*TASK DESCRIPTION*.
Type every record exactly as it appears.

*DATA SUPPLIED*.
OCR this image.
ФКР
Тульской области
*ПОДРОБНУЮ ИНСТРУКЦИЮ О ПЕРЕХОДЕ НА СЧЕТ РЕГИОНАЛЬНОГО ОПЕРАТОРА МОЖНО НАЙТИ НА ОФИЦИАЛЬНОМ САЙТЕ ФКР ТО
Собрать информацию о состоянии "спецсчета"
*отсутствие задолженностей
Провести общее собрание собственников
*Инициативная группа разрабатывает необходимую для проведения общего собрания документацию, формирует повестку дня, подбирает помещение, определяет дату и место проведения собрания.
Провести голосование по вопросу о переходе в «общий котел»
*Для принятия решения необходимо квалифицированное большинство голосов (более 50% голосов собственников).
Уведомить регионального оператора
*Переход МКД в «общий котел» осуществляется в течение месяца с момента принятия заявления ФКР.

*SOLUTION TO THE EXERCISE*.
OCR this image.
ФКР
Тульской области
*ПОДРОБНУЮ ИНСТРУКЦИЮ О ПЕРЕХОДЕ НА СЧЕТ РЕГИОНАЛЬНОГО ОПЕРАТОРА МОЖНО НАЙТИ НА ОФИЦИАЛЬНОМ САЙТЕ ФКР ТО
Собрать информацию о состоянии "спецсчета"
*отсутствие задолженностей
Провести общее собрание собственников
*Инициативная группа разрабатывает необходимую для проведения общего собрания документацию, формирует повестку дня, подбирает помещение, определяет дату и место проведения собрания.
Провести голосование по вопросу о переходе в «общий котел»
*Для принятия решения необходимо квалифицированное большинство голосов (более 50% голосов собственников).
Уведомить регионального оператора
*Переход МКД в «общий котел» осуществляется в течение месяца с момента принятия заявления ФКР.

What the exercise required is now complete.